• GOAL:
Would you output the whole listing below, exactly as it reads?

• TASK DATA:
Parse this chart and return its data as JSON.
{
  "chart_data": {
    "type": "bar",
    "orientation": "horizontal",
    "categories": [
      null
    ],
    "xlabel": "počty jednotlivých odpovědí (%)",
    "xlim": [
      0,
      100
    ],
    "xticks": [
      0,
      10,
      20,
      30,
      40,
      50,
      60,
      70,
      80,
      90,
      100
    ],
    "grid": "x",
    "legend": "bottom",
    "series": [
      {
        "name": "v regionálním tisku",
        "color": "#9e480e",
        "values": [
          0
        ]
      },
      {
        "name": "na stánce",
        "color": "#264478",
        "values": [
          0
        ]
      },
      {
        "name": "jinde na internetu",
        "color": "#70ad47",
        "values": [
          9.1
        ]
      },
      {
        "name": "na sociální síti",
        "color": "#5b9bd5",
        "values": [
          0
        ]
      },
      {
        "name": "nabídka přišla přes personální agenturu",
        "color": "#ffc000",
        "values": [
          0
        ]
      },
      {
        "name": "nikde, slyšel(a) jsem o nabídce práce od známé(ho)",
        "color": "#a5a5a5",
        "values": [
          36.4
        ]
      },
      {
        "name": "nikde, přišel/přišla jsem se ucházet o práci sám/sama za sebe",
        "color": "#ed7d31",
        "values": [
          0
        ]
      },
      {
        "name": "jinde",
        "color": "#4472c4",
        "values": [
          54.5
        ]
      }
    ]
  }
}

• RESPONSE TO THIS EXERCISE:
Parse this chart and return its data as JSON.
{
  "chart_data": {
    "type": "bar",
    "orientation": "horizontal",
    "categories": [
      null
    ],
    "xlabel": "počty jednotlivých odpovědí (%)",
    "xlim": [
      0,
      100
    ],
    "xticks": [
      0,
      10,
      20,
      30,
      40,
      50,
      60,
      70,
      80,
      90,
      100
    ],
    "grid": "x",
    "legend": "bottom",
    "series": [
      {
        "name": "v regionálním tisku",
        "color": "#9e480e",
        "values": [
          0
        ]
      },
      {
        "name": "na stánce",
        "color": "#264478",
        "values": [
          0
        ]
      },
      {
        "name": "jinde na internetu",
        "color": "#70ad47",
        "values": [
          9.1
        ]
      },
      {
        "name": "na sociální síti",
        "color": "#5b9bd5",
        "values": [
          0
        ]
      },
      {
        "name": "nabídka přišla přes personální agenturu",
        "color": "#ffc000",
        "values": [
          0
        ]
      },
      {
        "name": "nikde, slyšel(a) jsem o nabídce práce od známé(ho)",
        "color": "#a5a5a5",
        "values": [
          36.4
        ]
      },
      {
        "name": "nikde, přišel/přišla jsem se ucházet o práci sám/sama za sebe",
        "color": "#ed7d31",
        "values": [
          0
        ]
      },
      {
        "name": "jinde",
        "color": "#4472c4",
        "values": [
          54.5
        ]
      }
    ]
  }
}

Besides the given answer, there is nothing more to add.